**Requirements**:
Give back a single number, the count of lines containing the word "叫作纬圈平均温度".

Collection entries

-- BEGIN --

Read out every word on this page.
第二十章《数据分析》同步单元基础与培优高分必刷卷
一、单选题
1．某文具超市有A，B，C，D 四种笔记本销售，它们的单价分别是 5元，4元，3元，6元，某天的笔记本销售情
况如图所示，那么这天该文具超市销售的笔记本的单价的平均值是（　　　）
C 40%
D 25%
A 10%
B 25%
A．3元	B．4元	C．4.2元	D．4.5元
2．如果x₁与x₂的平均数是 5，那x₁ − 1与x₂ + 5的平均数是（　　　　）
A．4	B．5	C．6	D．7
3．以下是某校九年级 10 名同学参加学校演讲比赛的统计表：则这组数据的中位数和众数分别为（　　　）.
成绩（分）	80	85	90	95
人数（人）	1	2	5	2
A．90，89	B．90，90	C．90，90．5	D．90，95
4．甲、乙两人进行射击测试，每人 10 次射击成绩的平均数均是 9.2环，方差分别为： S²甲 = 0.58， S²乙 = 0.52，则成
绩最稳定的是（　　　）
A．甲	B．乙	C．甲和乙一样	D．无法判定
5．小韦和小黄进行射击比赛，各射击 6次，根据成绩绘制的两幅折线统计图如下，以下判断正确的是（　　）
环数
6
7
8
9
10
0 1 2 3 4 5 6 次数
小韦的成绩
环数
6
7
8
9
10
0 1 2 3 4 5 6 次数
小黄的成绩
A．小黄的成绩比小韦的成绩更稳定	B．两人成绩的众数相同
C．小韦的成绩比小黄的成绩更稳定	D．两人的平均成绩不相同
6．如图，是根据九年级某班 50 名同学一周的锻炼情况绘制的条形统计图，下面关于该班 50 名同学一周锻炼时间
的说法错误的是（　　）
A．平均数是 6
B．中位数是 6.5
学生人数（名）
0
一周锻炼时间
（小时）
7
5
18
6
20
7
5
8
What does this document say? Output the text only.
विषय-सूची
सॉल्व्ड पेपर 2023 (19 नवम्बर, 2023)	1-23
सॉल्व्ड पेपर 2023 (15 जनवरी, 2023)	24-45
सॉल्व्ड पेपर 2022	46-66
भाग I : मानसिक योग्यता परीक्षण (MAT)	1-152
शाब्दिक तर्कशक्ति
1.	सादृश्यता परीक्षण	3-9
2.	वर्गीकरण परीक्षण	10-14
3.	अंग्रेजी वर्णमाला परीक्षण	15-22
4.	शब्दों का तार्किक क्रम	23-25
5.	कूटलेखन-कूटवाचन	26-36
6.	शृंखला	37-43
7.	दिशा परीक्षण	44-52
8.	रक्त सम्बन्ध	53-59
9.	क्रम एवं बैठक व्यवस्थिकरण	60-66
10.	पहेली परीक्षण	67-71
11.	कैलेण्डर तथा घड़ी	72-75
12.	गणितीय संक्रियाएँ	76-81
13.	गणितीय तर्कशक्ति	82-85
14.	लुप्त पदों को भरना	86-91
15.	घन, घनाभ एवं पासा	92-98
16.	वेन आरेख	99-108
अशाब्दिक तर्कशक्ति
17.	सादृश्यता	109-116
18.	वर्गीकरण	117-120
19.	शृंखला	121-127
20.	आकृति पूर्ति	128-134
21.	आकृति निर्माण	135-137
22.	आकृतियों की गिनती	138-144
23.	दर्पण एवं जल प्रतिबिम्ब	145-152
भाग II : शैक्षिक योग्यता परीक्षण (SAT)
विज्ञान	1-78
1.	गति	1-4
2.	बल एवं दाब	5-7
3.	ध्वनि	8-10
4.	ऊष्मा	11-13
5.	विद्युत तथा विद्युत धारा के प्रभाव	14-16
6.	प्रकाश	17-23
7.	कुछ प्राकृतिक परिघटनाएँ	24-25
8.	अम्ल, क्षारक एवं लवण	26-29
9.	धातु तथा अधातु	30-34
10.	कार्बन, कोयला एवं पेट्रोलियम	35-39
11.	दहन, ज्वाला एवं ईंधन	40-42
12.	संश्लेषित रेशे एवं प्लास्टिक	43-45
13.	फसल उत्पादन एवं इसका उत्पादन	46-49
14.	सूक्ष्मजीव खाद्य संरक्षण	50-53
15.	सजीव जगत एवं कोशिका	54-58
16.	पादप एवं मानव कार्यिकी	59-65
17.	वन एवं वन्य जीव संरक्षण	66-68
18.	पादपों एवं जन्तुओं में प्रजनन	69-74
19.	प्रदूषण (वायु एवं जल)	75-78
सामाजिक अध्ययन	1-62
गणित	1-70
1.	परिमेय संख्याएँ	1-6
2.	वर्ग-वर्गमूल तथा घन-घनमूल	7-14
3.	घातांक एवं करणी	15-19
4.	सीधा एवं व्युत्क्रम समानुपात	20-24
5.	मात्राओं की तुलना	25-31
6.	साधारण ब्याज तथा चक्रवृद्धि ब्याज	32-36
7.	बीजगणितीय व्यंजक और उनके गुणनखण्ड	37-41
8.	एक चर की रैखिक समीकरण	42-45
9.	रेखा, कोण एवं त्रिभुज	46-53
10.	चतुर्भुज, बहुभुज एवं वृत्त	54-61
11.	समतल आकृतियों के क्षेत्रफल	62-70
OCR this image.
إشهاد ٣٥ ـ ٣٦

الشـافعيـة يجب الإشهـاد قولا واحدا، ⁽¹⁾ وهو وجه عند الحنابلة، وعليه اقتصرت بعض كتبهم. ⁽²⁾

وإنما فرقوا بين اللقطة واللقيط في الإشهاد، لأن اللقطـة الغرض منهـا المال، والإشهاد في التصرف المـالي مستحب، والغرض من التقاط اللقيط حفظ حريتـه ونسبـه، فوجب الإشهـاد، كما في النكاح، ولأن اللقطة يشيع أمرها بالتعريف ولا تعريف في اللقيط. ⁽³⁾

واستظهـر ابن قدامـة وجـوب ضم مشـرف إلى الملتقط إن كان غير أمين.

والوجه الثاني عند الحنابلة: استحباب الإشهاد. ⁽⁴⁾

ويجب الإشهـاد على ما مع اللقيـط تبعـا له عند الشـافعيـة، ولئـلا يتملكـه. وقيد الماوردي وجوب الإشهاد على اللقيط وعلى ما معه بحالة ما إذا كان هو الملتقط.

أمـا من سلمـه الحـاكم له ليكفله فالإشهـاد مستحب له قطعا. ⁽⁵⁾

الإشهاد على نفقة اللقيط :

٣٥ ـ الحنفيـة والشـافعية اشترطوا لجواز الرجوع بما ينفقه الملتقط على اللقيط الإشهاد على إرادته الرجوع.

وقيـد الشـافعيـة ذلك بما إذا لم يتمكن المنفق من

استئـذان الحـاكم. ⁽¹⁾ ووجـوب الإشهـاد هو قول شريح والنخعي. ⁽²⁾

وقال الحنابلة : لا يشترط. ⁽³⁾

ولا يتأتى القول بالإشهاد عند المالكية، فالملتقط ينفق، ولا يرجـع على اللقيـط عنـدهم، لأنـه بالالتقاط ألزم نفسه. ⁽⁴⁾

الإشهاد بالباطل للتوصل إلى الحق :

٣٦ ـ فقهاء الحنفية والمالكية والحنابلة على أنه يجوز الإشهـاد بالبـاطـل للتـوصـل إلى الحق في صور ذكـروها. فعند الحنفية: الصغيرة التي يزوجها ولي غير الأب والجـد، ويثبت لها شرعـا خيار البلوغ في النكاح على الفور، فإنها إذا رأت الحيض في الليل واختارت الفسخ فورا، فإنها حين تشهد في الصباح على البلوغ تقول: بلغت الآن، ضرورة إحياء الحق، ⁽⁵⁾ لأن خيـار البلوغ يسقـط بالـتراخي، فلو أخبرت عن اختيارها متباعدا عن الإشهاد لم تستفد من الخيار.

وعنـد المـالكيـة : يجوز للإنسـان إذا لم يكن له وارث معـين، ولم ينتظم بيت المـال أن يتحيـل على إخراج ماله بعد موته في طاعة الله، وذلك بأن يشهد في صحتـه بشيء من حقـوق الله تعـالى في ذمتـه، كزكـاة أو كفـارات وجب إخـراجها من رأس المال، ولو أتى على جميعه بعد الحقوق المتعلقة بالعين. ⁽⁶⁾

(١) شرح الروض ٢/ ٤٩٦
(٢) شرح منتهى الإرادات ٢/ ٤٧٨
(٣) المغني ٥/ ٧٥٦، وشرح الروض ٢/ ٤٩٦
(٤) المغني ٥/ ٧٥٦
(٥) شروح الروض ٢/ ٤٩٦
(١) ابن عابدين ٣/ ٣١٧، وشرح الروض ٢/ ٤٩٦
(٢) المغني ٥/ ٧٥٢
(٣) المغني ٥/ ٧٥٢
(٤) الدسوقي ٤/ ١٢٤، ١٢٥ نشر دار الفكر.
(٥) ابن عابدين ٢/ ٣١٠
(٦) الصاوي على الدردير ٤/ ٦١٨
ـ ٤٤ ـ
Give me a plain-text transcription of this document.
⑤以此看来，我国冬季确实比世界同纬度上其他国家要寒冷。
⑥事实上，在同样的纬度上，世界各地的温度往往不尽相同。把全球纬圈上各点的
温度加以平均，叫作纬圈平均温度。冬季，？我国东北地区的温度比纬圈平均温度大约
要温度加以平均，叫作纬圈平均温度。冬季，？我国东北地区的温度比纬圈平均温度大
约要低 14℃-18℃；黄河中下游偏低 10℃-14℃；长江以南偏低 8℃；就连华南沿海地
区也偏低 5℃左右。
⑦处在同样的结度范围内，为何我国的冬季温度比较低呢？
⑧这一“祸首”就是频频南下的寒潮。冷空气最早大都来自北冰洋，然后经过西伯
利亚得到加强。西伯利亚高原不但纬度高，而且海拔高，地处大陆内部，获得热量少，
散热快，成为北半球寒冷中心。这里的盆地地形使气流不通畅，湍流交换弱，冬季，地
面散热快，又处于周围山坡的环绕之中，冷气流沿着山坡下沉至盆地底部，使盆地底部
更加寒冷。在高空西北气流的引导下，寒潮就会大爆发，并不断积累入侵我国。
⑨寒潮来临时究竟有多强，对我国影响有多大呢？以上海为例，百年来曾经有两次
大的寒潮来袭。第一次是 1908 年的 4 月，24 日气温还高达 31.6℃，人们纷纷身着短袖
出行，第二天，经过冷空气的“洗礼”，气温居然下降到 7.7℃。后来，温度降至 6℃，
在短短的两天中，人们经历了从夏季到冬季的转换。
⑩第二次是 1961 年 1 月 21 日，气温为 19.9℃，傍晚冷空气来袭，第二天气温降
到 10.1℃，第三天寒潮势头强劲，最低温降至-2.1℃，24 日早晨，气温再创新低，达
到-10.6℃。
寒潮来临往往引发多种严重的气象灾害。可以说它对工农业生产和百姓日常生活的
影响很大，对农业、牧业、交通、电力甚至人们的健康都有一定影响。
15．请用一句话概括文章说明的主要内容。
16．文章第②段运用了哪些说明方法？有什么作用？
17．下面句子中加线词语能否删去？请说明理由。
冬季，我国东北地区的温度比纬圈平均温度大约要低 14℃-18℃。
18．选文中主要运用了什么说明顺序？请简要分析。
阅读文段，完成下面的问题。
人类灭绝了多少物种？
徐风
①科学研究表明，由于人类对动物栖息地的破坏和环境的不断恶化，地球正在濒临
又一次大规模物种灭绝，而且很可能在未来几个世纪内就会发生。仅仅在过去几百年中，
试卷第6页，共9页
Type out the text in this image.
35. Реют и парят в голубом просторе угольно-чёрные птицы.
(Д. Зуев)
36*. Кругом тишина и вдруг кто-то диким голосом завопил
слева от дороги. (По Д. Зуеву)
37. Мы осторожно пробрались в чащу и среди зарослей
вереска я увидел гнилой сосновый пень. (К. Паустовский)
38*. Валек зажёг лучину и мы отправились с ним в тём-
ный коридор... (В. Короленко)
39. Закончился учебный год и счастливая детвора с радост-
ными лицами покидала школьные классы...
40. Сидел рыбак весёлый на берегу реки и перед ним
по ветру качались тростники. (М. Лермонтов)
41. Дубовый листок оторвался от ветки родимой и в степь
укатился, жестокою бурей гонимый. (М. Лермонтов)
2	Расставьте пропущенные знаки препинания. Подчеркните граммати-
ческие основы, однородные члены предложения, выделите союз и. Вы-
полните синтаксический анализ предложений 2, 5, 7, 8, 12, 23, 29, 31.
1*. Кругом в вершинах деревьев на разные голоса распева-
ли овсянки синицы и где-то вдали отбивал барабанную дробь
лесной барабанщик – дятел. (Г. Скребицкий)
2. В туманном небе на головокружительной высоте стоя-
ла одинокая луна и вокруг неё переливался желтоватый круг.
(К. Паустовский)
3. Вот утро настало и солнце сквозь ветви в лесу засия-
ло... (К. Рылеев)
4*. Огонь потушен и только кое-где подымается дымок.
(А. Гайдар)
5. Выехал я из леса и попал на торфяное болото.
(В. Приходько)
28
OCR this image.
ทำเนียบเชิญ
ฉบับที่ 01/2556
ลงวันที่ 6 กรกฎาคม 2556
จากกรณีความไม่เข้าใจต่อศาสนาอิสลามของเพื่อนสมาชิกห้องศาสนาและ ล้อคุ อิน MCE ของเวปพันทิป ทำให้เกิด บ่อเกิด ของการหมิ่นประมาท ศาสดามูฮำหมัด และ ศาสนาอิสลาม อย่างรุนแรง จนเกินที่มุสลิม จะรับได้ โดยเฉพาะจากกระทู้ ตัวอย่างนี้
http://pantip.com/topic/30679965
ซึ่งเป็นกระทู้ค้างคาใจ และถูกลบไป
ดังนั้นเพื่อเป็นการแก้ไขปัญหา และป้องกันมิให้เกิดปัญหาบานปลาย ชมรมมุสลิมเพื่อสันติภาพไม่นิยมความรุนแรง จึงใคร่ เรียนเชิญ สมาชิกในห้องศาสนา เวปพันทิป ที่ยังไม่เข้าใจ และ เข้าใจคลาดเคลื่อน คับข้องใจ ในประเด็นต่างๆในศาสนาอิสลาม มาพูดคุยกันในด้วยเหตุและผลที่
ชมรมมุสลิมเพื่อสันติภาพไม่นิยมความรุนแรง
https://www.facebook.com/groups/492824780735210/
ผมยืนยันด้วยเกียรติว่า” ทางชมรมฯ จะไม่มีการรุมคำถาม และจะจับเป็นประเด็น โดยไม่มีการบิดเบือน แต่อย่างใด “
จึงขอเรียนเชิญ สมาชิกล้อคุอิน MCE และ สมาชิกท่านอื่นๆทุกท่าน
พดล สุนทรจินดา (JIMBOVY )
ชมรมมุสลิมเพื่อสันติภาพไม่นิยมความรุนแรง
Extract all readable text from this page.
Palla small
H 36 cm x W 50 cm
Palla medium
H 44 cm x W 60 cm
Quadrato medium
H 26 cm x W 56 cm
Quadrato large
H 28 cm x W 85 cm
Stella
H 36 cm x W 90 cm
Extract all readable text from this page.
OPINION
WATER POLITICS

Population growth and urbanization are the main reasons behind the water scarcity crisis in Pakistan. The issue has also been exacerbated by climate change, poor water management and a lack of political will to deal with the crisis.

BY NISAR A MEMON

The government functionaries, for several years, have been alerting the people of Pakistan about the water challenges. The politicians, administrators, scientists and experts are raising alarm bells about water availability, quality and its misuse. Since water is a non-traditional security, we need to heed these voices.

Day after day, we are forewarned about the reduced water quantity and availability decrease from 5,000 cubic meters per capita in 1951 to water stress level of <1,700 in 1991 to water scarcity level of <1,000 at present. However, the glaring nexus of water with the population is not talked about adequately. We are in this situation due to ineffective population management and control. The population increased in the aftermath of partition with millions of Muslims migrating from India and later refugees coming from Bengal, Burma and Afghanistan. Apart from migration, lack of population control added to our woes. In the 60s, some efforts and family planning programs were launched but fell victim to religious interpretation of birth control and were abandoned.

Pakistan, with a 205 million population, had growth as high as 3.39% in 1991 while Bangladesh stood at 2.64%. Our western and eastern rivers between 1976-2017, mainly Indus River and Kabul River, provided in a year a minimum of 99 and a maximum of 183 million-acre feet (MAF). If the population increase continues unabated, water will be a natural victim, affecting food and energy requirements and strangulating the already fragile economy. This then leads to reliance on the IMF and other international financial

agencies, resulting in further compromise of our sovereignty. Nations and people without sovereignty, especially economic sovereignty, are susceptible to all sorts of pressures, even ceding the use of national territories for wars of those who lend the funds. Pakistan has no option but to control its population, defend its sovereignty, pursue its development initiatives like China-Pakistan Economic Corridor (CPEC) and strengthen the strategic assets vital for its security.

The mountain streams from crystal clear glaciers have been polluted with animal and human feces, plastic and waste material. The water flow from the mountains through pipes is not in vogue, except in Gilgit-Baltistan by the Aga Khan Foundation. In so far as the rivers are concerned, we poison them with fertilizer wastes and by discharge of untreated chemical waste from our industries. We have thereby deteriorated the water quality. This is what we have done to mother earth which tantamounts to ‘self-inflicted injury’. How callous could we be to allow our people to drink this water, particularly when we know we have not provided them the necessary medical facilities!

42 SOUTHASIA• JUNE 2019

-- END --

**Reply to the exercise**:
2